List every line in this data where the string "Duval" occurs.

--- Dataset records ---

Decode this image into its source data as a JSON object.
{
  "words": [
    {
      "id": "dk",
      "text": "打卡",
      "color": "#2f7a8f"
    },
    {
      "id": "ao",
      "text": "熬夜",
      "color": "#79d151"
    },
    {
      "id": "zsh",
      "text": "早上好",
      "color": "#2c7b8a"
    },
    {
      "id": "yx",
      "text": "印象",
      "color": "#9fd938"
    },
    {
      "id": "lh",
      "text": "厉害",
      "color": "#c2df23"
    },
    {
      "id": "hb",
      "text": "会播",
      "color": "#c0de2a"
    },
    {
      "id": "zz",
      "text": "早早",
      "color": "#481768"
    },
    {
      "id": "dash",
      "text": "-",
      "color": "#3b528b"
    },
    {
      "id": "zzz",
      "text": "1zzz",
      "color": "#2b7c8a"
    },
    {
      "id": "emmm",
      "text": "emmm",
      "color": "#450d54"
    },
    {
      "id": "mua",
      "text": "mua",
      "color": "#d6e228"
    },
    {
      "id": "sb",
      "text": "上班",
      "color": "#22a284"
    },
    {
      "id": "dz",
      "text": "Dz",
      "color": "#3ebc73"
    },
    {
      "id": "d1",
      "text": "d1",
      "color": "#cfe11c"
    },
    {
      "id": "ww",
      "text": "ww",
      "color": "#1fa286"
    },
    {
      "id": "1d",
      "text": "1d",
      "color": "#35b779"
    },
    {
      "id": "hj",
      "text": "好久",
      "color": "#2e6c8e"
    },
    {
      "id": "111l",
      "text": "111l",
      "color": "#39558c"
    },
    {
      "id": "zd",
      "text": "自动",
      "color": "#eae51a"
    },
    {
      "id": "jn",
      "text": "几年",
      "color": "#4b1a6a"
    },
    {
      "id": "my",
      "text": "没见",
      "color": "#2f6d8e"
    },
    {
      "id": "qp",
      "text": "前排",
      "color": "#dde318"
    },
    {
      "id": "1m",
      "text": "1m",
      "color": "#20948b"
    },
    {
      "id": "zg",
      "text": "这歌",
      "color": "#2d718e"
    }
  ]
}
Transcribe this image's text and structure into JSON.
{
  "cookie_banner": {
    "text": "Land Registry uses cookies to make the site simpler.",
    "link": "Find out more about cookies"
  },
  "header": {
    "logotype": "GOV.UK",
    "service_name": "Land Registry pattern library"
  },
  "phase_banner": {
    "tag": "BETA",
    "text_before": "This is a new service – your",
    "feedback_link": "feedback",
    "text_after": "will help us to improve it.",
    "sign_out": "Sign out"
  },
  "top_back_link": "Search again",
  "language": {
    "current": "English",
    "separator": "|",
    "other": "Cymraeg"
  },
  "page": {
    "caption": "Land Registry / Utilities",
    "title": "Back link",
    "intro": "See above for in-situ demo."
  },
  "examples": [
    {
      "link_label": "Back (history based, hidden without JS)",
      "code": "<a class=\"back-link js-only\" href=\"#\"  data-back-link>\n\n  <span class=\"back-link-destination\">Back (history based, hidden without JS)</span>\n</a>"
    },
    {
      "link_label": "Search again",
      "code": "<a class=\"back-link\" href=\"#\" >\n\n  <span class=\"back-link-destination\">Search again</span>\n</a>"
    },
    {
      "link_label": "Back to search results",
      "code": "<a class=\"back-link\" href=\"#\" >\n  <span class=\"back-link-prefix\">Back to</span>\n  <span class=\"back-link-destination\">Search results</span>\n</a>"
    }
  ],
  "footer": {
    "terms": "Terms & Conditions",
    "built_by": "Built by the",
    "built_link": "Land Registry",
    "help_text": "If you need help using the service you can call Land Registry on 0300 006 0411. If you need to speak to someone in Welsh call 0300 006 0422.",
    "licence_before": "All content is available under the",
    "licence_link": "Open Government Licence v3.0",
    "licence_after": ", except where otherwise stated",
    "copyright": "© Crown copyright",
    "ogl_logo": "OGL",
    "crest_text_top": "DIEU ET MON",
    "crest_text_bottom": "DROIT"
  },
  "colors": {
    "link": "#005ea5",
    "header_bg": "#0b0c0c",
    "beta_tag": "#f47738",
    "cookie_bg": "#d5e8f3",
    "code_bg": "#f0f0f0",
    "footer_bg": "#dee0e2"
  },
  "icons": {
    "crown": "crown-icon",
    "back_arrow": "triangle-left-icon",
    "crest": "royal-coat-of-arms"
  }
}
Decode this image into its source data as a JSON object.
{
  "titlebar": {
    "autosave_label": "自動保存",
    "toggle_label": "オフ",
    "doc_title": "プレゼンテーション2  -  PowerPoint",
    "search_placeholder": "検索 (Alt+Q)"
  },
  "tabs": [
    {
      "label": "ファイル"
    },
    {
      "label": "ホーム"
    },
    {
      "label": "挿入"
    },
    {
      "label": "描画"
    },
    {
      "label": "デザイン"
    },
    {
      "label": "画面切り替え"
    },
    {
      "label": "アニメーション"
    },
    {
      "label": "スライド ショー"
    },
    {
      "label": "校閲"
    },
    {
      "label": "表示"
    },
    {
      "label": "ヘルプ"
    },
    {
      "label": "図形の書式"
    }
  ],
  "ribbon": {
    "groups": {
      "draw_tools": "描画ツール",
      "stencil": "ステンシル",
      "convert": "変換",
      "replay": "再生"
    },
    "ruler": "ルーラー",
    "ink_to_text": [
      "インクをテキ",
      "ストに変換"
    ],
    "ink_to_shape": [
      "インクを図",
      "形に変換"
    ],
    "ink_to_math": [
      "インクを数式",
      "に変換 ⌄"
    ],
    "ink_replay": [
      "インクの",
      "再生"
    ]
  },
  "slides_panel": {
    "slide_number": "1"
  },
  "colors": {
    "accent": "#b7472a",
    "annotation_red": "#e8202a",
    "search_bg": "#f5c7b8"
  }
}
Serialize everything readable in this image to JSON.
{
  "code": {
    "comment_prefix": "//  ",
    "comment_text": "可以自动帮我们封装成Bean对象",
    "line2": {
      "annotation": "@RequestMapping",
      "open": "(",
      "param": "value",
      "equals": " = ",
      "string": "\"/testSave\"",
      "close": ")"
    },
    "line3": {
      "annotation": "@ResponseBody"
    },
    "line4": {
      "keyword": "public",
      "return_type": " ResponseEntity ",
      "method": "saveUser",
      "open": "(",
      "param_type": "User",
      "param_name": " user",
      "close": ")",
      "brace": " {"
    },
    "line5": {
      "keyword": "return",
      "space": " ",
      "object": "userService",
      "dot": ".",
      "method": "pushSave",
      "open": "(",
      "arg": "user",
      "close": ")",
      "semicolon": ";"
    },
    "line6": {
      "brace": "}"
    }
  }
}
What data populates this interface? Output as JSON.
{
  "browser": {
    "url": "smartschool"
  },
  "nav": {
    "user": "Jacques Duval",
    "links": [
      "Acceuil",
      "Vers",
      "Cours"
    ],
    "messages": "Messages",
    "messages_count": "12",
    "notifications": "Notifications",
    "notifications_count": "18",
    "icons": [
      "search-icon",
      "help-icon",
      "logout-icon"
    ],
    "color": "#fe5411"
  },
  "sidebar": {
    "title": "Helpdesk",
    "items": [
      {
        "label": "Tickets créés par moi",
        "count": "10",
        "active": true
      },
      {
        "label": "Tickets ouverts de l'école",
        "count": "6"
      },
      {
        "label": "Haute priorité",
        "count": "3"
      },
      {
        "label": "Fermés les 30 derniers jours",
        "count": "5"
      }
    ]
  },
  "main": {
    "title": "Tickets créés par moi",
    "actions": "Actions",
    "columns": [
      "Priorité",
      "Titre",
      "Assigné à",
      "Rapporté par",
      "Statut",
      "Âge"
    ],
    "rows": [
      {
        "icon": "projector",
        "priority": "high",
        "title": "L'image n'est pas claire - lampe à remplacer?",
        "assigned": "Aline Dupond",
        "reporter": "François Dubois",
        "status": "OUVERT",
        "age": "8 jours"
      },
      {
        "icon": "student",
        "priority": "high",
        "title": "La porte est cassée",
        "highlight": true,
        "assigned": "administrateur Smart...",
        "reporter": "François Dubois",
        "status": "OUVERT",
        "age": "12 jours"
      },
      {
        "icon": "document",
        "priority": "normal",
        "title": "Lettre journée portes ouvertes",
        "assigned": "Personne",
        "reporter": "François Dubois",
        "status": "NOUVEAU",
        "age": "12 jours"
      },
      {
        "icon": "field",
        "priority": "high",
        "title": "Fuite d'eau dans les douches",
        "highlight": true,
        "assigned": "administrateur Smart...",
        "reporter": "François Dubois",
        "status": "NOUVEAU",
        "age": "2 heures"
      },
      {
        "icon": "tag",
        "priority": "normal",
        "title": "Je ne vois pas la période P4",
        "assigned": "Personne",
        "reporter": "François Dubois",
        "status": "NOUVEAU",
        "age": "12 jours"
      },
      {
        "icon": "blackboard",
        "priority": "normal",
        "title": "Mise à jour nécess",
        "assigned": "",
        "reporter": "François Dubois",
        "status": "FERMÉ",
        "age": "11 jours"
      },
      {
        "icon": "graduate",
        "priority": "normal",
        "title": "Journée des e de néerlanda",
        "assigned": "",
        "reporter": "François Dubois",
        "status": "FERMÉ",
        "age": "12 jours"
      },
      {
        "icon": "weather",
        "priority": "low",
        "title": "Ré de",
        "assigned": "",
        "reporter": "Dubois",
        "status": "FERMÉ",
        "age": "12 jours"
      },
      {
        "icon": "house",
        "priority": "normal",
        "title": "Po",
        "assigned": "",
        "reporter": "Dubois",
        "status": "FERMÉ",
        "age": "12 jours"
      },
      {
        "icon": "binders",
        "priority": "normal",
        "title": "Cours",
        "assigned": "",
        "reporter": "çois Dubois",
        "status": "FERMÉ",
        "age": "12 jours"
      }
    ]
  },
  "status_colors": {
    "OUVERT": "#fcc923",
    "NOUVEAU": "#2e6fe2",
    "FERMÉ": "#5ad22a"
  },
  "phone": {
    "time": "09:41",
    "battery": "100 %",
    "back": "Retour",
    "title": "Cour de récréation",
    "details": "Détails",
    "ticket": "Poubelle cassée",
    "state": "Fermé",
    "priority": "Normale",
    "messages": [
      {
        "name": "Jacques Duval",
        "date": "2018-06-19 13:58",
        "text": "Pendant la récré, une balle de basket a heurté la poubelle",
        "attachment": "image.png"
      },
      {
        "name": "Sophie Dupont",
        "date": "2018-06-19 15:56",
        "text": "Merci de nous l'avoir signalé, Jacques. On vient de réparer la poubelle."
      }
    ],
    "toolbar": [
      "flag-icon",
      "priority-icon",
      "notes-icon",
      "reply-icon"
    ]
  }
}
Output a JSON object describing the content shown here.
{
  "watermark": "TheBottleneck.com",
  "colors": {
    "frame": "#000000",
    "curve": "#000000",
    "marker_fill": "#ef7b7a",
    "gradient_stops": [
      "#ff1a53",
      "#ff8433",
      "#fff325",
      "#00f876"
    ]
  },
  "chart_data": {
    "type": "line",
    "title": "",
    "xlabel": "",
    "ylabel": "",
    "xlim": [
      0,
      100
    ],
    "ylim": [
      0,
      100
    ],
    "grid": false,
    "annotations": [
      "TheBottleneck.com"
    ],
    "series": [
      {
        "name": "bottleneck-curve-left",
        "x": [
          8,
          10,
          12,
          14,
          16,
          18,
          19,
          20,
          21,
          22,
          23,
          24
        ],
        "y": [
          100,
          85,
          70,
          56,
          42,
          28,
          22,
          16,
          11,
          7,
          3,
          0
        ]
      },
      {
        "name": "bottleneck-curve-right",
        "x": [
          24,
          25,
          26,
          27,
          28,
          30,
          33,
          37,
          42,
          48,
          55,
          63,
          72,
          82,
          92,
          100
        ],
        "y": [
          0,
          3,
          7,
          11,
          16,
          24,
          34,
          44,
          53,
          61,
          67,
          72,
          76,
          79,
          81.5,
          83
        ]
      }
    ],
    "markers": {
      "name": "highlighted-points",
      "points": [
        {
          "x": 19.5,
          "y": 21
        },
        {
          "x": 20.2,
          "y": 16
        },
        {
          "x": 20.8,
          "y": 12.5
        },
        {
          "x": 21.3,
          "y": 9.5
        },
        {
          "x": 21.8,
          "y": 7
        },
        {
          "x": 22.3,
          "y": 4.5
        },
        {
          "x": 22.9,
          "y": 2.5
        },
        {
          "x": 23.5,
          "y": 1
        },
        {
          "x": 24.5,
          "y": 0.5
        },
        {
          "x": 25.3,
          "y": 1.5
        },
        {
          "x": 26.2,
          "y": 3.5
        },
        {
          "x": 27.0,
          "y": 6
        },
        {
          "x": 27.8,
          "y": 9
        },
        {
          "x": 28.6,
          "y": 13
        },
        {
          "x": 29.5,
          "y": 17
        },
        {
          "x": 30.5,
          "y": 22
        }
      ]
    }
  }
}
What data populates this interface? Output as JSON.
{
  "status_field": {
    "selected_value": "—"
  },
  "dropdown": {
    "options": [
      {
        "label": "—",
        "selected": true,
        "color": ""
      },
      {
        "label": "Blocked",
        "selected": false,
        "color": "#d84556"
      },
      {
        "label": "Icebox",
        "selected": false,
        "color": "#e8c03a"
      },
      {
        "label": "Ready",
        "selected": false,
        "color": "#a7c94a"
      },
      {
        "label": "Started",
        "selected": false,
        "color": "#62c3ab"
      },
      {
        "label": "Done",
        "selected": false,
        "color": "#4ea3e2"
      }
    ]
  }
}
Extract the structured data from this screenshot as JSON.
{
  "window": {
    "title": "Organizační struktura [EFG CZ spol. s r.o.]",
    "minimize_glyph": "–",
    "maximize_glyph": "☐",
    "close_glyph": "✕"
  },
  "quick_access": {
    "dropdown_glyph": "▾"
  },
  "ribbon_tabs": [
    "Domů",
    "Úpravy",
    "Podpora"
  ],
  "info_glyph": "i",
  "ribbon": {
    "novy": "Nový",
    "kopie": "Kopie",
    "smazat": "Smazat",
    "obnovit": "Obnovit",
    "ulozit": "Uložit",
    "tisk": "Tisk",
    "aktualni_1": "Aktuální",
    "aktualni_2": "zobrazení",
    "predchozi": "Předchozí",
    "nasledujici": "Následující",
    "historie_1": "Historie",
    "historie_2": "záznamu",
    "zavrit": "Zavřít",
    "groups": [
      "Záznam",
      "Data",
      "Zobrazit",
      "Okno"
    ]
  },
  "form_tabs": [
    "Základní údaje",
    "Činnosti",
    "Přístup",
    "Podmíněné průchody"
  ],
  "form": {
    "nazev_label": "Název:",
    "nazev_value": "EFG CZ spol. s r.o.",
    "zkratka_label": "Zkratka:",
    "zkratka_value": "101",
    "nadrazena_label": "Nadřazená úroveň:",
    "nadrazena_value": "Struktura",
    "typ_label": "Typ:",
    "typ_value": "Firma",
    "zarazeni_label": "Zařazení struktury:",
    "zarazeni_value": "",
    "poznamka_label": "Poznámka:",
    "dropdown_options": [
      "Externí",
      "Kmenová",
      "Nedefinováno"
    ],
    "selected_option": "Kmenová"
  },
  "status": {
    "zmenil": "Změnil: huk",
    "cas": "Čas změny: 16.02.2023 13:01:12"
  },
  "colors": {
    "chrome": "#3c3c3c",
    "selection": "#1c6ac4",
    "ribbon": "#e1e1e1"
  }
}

---

— Completed task —
    "user": "Jacques Duval",
        "name": "Jacques Duval",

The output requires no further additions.